What needs to be done – Wherever a line below holds the word "source", copy that line.

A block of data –
# # # # # # #
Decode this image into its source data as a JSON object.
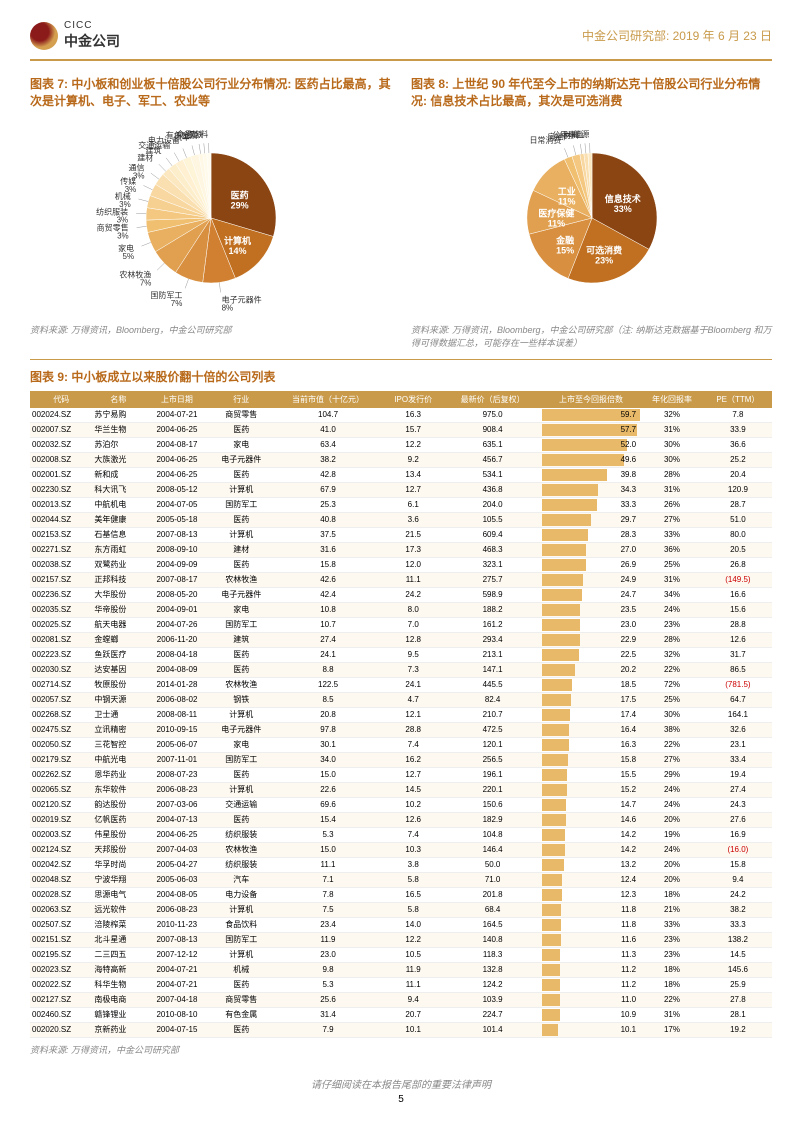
{
  "header": {
    "company_cn": "中金公司",
    "company_en": "CICC",
    "right_text": "中金公司研究部: 2019 年 6 月 23 日"
  },
  "chart7": {
    "title": "图表 7: 中小板和创业板十倍股公司行业分布情况: 医药占比最高，其次是计算机、电子、军工、农业等",
    "source": "资料来源: 万得资讯，Bloomberg，中金公司研究部",
    "slices": [
      {
        "label": "医药",
        "pct": 29,
        "color": "#8b4513"
      },
      {
        "label": "计算机",
        "pct": 14,
        "color": "#c07020"
      },
      {
        "label": "电子元器件",
        "pct": 8,
        "color": "#d08030"
      },
      {
        "label": "国防军工",
        "pct": 7,
        "color": "#d89040"
      },
      {
        "label": "农林牧渔",
        "pct": 7,
        "color": "#e0a050"
      },
      {
        "label": "家电",
        "pct": 5,
        "color": "#e8b060"
      },
      {
        "label": "商贸零售",
        "pct": 3,
        "color": "#f0c070"
      },
      {
        "label": "纺织服装",
        "pct": 3,
        "color": "#f4c880"
      },
      {
        "label": "机械",
        "pct": 3,
        "color": "#f6d090"
      },
      {
        "label": "传媒",
        "pct": 3,
        "color": "#f8d8a0"
      },
      {
        "label": "通信",
        "pct": 3,
        "color": "#fae0b0"
      },
      {
        "label": "建材",
        "pct": 2,
        "color": "#fce8c0"
      },
      {
        "label": "建筑",
        "pct": 2,
        "color": "#fdeecb"
      },
      {
        "label": "交通运输",
        "pct": 2,
        "color": "#fef0d0"
      },
      {
        "label": "电力设备",
        "pct": 2,
        "color": "#fef4d8"
      },
      {
        "label": "汽车",
        "pct": 2,
        "color": "#fef6e0"
      },
      {
        "label": "有色金属",
        "pct": 1,
        "color": "#fff8e5"
      },
      {
        "label": "钢铁",
        "pct": 1,
        "color": "#fffaea"
      },
      {
        "label": "食品饮料",
        "pct": 1,
        "color": "#fffcef"
      }
    ]
  },
  "chart8": {
    "title": "图表 8: 上世纪 90 年代至今上市的纳斯达克十倍股公司行业分布情况: 信息技术占比最高，其次是可选消费",
    "source": "资料来源: 万得资讯，Bloomberg，中金公司研究部（注: 纳斯达克数据基于Bloomberg 和万得可得数据汇总，可能存在一些样本误差）",
    "slices": [
      {
        "label": "信息技术",
        "pct": 33,
        "color": "#8b4513"
      },
      {
        "label": "可选消费",
        "pct": 23,
        "color": "#c07020"
      },
      {
        "label": "金融",
        "pct": 15,
        "color": "#d89040"
      },
      {
        "label": "医疗保健",
        "pct": 11,
        "color": "#e0a050"
      },
      {
        "label": "工业",
        "pct": 11,
        "color": "#e8b060"
      },
      {
        "label": "日常消费",
        "pct": 2,
        "color": "#f0c070"
      },
      {
        "label": "房地产",
        "pct": 2,
        "color": "#f4c880"
      },
      {
        "label": "材料",
        "pct": 1,
        "color": "#f8d8a0"
      },
      {
        "label": "公用事业",
        "pct": 1,
        "color": "#fae0b0"
      },
      {
        "label": "能源",
        "pct": 1,
        "color": "#fce8c0"
      }
    ]
  },
  "table9": {
    "title": "图表 9: 中小板成立以来股价翻十倍的公司列表",
    "source": "资料来源: 万得资讯，中金公司研究部",
    "headers": [
      "代码",
      "名称",
      "上市日期",
      "行业",
      "当前市值（十亿元）",
      "IPO发行价",
      "最新价（后复权）",
      "上市至今回报倍数",
      "年化回报率",
      "PE（TTM）"
    ],
    "rows": [
      [
        "002024.SZ",
        "苏宁易购",
        "2004-07-21",
        "商贸零售",
        "104.7",
        "16.3",
        "975.0",
        "59.7",
        "32%",
        "7.8"
      ],
      [
        "002007.SZ",
        "华兰生物",
        "2004-06-25",
        "医药",
        "41.0",
        "15.7",
        "908.4",
        "57.7",
        "31%",
        "33.9"
      ],
      [
        "002032.SZ",
        "苏泊尔",
        "2004-08-17",
        "家电",
        "63.4",
        "12.2",
        "635.1",
        "52.0",
        "30%",
        "36.6"
      ],
      [
        "002008.SZ",
        "大族激光",
        "2004-06-25",
        "电子元器件",
        "38.2",
        "9.2",
        "456.7",
        "49.6",
        "30%",
        "25.2"
      ],
      [
        "002001.SZ",
        "新和成",
        "2004-06-25",
        "医药",
        "42.8",
        "13.4",
        "534.1",
        "39.8",
        "28%",
        "20.4"
      ],
      [
        "002230.SZ",
        "科大讯飞",
        "2008-05-12",
        "计算机",
        "67.9",
        "12.7",
        "436.8",
        "34.3",
        "31%",
        "120.9"
      ],
      [
        "002013.SZ",
        "中航机电",
        "2004-07-05",
        "国防军工",
        "25.3",
        "6.1",
        "204.0",
        "33.3",
        "26%",
        "28.7"
      ],
      [
        "002044.SZ",
        "美年健康",
        "2005-05-18",
        "医药",
        "40.8",
        "3.6",
        "105.5",
        "29.7",
        "27%",
        "51.0"
      ],
      [
        "002153.SZ",
        "石基信息",
        "2007-08-13",
        "计算机",
        "37.5",
        "21.5",
        "609.4",
        "28.3",
        "33%",
        "80.0"
      ],
      [
        "002271.SZ",
        "东方雨虹",
        "2008-09-10",
        "建材",
        "31.6",
        "17.3",
        "468.3",
        "27.0",
        "36%",
        "20.5"
      ],
      [
        "002038.SZ",
        "双鹭药业",
        "2004-09-09",
        "医药",
        "15.8",
        "12.0",
        "323.1",
        "26.9",
        "25%",
        "26.8"
      ],
      [
        "002157.SZ",
        "正邦科技",
        "2007-08-17",
        "农林牧渔",
        "42.6",
        "11.1",
        "275.7",
        "24.9",
        "31%",
        "(149.5)"
      ],
      [
        "002236.SZ",
        "大华股份",
        "2008-05-20",
        "电子元器件",
        "42.4",
        "24.2",
        "598.9",
        "24.7",
        "34%",
        "16.6"
      ],
      [
        "002035.SZ",
        "华帝股份",
        "2004-09-01",
        "家电",
        "10.8",
        "8.0",
        "188.2",
        "23.5",
        "24%",
        "15.6"
      ],
      [
        "002025.SZ",
        "航天电器",
        "2004-07-26",
        "国防军工",
        "10.7",
        "7.0",
        "161.2",
        "23.0",
        "23%",
        "28.8"
      ],
      [
        "002081.SZ",
        "金螳螂",
        "2006-11-20",
        "建筑",
        "27.4",
        "12.8",
        "293.4",
        "22.9",
        "28%",
        "12.6"
      ],
      [
        "002223.SZ",
        "鱼跃医疗",
        "2008-04-18",
        "医药",
        "24.1",
        "9.5",
        "213.1",
        "22.5",
        "32%",
        "31.7"
      ],
      [
        "002030.SZ",
        "达安基因",
        "2004-08-09",
        "医药",
        "8.8",
        "7.3",
        "147.1",
        "20.2",
        "22%",
        "86.5"
      ],
      [
        "002714.SZ",
        "牧原股份",
        "2014-01-28",
        "农林牧渔",
        "122.5",
        "24.1",
        "445.5",
        "18.5",
        "72%",
        "(781.5)"
      ],
      [
        "002057.SZ",
        "中钢天源",
        "2006-08-02",
        "钢铁",
        "8.5",
        "4.7",
        "82.4",
        "17.5",
        "25%",
        "64.7"
      ],
      [
        "002268.SZ",
        "卫士通",
        "2008-08-11",
        "计算机",
        "20.8",
        "12.1",
        "210.7",
        "17.4",
        "30%",
        "164.1"
      ],
      [
        "002475.SZ",
        "立讯精密",
        "2010-09-15",
        "电子元器件",
        "97.8",
        "28.8",
        "472.5",
        "16.4",
        "38%",
        "32.6"
      ],
      [
        "002050.SZ",
        "三花智控",
        "2005-06-07",
        "家电",
        "30.1",
        "7.4",
        "120.1",
        "16.3",
        "22%",
        "23.1"
      ],
      [
        "002179.SZ",
        "中航光电",
        "2007-11-01",
        "国防军工",
        "34.0",
        "16.2",
        "256.5",
        "15.8",
        "27%",
        "33.4"
      ],
      [
        "002262.SZ",
        "恩华药业",
        "2008-07-23",
        "医药",
        "15.0",
        "12.7",
        "196.1",
        "15.5",
        "29%",
        "19.4"
      ],
      [
        "002065.SZ",
        "东华软件",
        "2006-08-23",
        "计算机",
        "22.6",
        "14.5",
        "220.1",
        "15.2",
        "24%",
        "27.4"
      ],
      [
        "002120.SZ",
        "韵达股份",
        "2007-03-06",
        "交通运输",
        "69.6",
        "10.2",
        "150.6",
        "14.7",
        "24%",
        "24.3"
      ],
      [
        "002019.SZ",
        "亿帆医药",
        "2004-07-13",
        "医药",
        "15.4",
        "12.6",
        "182.9",
        "14.6",
        "20%",
        "27.6"
      ],
      [
        "002003.SZ",
        "伟星股份",
        "2004-06-25",
        "纺织服装",
        "5.3",
        "7.4",
        "104.8",
        "14.2",
        "19%",
        "16.9"
      ],
      [
        "002124.SZ",
        "天邦股份",
        "2007-04-03",
        "农林牧渔",
        "15.0",
        "10.3",
        "146.4",
        "14.2",
        "24%",
        "(16.0)"
      ],
      [
        "002042.SZ",
        "华孚时尚",
        "2005-04-27",
        "纺织服装",
        "11.1",
        "3.8",
        "50.0",
        "13.2",
        "20%",
        "15.8"
      ],
      [
        "002048.SZ",
        "宁波华翔",
        "2005-06-03",
        "汽车",
        "7.1",
        "5.8",
        "71.0",
        "12.4",
        "20%",
        "9.4"
      ],
      [
        "002028.SZ",
        "思源电气",
        "2004-08-05",
        "电力设备",
        "7.8",
        "16.5",
        "201.8",
        "12.3",
        "18%",
        "24.2"
      ],
      [
        "002063.SZ",
        "远光软件",
        "2006-08-23",
        "计算机",
        "7.5",
        "5.8",
        "68.4",
        "11.8",
        "21%",
        "38.2"
      ],
      [
        "002507.SZ",
        "涪陵榨菜",
        "2010-11-23",
        "食品饮料",
        "23.4",
        "14.0",
        "164.5",
        "11.8",
        "33%",
        "33.3"
      ],
      [
        "002151.SZ",
        "北斗星通",
        "2007-08-13",
        "国防军工",
        "11.9",
        "12.2",
        "140.8",
        "11.6",
        "23%",
        "138.2"
      ],
      [
        "002195.SZ",
        "二三四五",
        "2007-12-12",
        "计算机",
        "23.0",
        "10.5",
        "118.3",
        "11.3",
        "23%",
        "14.5"
      ],
      [
        "002023.SZ",
        "海特高新",
        "2004-07-21",
        "机械",
        "9.8",
        "11.9",
        "132.8",
        "11.2",
        "18%",
        "145.6"
      ],
      [
        "002022.SZ",
        "科华生物",
        "2004-07-21",
        "医药",
        "5.3",
        "11.1",
        "124.2",
        "11.2",
        "18%",
        "25.9"
      ],
      [
        "002127.SZ",
        "南极电商",
        "2007-04-18",
        "商贸零售",
        "25.6",
        "9.4",
        "103.9",
        "11.0",
        "22%",
        "27.8"
      ],
      [
        "002460.SZ",
        "赣锋锂业",
        "2010-08-10",
        "有色金属",
        "31.4",
        "20.7",
        "224.7",
        "10.9",
        "31%",
        "28.1"
      ],
      [
        "002020.SZ",
        "京新药业",
        "2004-07-15",
        "医药",
        "7.9",
        "10.1",
        "101.4",
        "10.1",
        "17%",
        "19.2"
      ]
    ]
  },
  "footer": {
    "note": "请仔细阅读在本报告尾部的重要法律声明",
    "page": "5"
  }
}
# # # # # # #
Task output –
Decode this image into its source data as a JSON object.
    "source": "资料来源: 万得资讯，Bloomberg，中金公司研究部",
    "source": "资料来源: 万得资讯，Bloomberg，中金公司研究部（注: 纳斯达克数据基于Bloomberg 和万得可得数据汇总，可能存在一些样本误差）",
    "source": "资料来源: 万得资讯，中金公司研究部",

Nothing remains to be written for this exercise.